DATA PROVIDED ▸
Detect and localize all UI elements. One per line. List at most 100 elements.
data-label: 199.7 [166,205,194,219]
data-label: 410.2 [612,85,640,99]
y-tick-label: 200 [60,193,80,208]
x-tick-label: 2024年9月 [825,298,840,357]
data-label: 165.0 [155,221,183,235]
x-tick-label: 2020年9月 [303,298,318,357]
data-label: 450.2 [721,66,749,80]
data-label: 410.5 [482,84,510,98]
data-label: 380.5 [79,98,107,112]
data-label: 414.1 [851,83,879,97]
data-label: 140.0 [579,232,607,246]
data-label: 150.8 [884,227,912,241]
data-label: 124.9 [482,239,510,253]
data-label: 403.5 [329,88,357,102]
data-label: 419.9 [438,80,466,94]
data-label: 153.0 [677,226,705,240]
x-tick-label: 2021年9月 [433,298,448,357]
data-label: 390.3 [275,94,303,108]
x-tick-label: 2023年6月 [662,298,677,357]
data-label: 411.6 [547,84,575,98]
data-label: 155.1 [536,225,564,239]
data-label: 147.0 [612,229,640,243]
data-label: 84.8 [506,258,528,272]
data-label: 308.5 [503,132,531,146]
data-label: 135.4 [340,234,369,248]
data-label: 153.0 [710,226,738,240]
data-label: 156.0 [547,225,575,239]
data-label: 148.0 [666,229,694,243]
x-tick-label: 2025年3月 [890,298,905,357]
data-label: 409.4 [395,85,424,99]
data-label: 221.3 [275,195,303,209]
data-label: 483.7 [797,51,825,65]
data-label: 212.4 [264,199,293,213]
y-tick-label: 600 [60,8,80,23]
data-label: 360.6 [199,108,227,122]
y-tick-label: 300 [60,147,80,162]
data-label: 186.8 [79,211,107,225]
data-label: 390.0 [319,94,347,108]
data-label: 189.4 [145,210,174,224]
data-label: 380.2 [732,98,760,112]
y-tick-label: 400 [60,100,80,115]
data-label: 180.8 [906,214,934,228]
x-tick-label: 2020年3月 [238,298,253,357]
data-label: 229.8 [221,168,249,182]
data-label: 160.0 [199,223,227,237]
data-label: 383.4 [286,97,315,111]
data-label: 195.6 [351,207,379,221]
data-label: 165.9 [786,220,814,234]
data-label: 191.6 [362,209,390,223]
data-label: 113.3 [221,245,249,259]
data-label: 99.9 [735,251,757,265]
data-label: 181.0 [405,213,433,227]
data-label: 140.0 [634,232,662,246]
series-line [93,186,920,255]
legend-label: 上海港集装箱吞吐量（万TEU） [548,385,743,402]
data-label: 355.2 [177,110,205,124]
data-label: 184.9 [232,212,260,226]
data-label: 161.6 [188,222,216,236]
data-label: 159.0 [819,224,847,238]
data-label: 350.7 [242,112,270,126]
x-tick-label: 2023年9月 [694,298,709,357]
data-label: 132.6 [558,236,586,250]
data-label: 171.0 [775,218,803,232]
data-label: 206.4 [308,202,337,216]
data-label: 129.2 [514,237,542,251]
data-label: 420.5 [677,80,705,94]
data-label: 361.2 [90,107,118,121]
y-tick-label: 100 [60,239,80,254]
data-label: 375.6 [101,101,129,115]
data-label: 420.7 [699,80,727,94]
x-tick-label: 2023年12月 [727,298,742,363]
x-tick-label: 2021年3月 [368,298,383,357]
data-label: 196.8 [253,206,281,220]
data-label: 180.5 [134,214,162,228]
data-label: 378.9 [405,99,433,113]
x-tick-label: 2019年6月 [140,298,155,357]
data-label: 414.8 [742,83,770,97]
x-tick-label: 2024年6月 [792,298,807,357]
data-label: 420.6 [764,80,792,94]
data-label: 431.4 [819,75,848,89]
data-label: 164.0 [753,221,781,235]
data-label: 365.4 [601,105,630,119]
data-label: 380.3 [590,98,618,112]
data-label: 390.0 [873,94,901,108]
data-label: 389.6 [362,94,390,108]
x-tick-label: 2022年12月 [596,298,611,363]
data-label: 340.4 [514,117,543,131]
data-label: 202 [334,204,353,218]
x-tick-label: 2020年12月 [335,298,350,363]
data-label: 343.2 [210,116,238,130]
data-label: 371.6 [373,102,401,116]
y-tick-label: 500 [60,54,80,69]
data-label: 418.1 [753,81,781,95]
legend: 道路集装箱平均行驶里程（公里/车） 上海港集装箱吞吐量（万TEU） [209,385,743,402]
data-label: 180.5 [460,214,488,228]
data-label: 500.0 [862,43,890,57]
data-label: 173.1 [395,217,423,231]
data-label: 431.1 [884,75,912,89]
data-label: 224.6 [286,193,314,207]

AIM ▸ Rewrite the records above, changing every "data-label" to "value-label" and leaving everything else the same.

RESPONSE TO THIS TASK ▸
Detect and localize all UI elements. One per line. List at most 100 elements.
value-label: 199.7 [166,205,194,219]
value-label: 410.2 [612,85,640,99]
y-tick-label: 200 [60,193,80,208]
x-tick-label: 2024年9月 [825,298,840,357]
value-label: 165.0 [155,221,183,235]
x-tick-label: 2020年9月 [303,298,318,357]
value-label: 450.2 [721,66,749,80]
value-label: 410.5 [482,84,510,98]
value-label: 380.5 [79,98,107,112]
value-label: 414.1 [851,83,879,97]
value-label: 140.0 [579,232,607,246]
value-label: 150.8 [884,227,912,241]
value-label: 124.9 [482,239,510,253]
value-label: 403.5 [329,88,357,102]
value-label: 419.9 [438,80,466,94]
value-label: 153.0 [677,226,705,240]
x-tick-label: 2021年9月 [433,298,448,357]
value-label: 390.3 [275,94,303,108]
x-tick-label: 2023年6月 [662,298,677,357]
value-label: 411.6 [547,84,575,98]
value-label: 155.1 [536,225,564,239]
value-label: 147.0 [612,229,640,243]
value-label: 84.8 [506,258,528,272]
value-label: 308.5 [503,132,531,146]
value-label: 135.4 [340,234,369,248]
value-label: 153.0 [710,226,738,240]
value-label: 156.0 [547,225,575,239]
value-label: 148.0 [666,229,694,243]
x-tick-label: 2025年3月 [890,298,905,357]
value-label: 409.4 [395,85,424,99]
value-label: 221.3 [275,195,303,209]
value-label: 483.7 [797,51,825,65]
value-label: 212.4 [264,199,293,213]
y-tick-label: 600 [60,8,80,23]
value-label: 360.6 [199,108,227,122]
y-tick-label: 300 [60,147,80,162]
value-label: 186.8 [79,211,107,225]
value-label: 390.0 [319,94,347,108]
value-label: 189.4 [145,210,174,224]
value-label: 380.2 [732,98,760,112]
y-tick-label: 400 [60,100,80,115]
value-label: 180.8 [906,214,934,228]
x-tick-label: 2020年3月 [238,298,253,357]
value-label: 229.8 [221,168,249,182]
value-label: 160.0 [199,223,227,237]
value-label: 383.4 [286,97,315,111]
value-label: 195.6 [351,207,379,221]
value-label: 165.9 [786,220,814,234]
value-label: 191.6 [362,209,390,223]
value-label: 113.3 [221,245,249,259]
value-label: 99.9 [735,251,757,265]
value-label: 181.0 [405,213,433,227]
value-label: 140.0 [634,232,662,246]
series-line [93,186,920,255]
legend-label: 上海港集装箱吞吐量（万TEU） [548,385,743,402]
value-label: 355.2 [177,110,205,124]
value-label: 184.9 [232,212,260,226]
value-label: 161.6 [188,222,216,236]
value-label: 159.0 [819,224,847,238]
value-label: 350.7 [242,112,270,126]
x-tick-label: 2023年9月 [694,298,709,357]
value-label: 132.6 [558,236,586,250]
value-label: 171.0 [775,218,803,232]
value-label: 206.4 [308,202,337,216]
value-label: 129.2 [514,237,542,251]
value-label: 420.5 [677,80,705,94]
value-label: 361.2 [90,107,118,121]
y-tick-label: 100 [60,239,80,254]
value-label: 375.6 [101,101,129,115]
value-label: 420.7 [699,80,727,94]
x-tick-label: 2023年12月 [727,298,742,363]
x-tick-label: 2021年3月 [368,298,383,357]
value-label: 196.8 [253,206,281,220]
value-label: 180.5 [134,214,162,228]
value-label: 378.9 [405,99,433,113]
x-tick-label: 2019年6月 [140,298,155,357]
value-label: 414.8 [742,83,770,97]
x-tick-label: 2024年6月 [792,298,807,357]
value-label: 420.6 [764,80,792,94]
value-label: 431.4 [819,75,848,89]
value-label: 164.0 [753,221,781,235]
value-label: 365.4 [601,105,630,119]
value-label: 380.3 [590,98,618,112]
value-label: 390.0 [873,94,901,108]
value-label: 389.6 [362,94,390,108]
x-tick-label: 2022年12月 [596,298,611,363]
value-label: 340.4 [514,117,543,131]
value-label: 202 [334,204,353,218]
x-tick-label: 2020年12月 [335,298,350,363]
value-label: 343.2 [210,116,238,130]
value-label: 371.6 [373,102,401,116]
y-tick-label: 500 [60,54,80,69]
value-label: 418.1 [753,81,781,95]
legend: 道路集装箱平均行驶里程（公里/车） 上海港集装箱吞吐量（万TEU） [209,385,743,402]
value-label: 180.5 [460,214,488,228]
value-label: 500.0 [862,43,890,57]
value-label: 173.1 [395,217,423,231]
value-label: 431.1 [884,75,912,89]
value-label: 224.6 [286,193,314,207]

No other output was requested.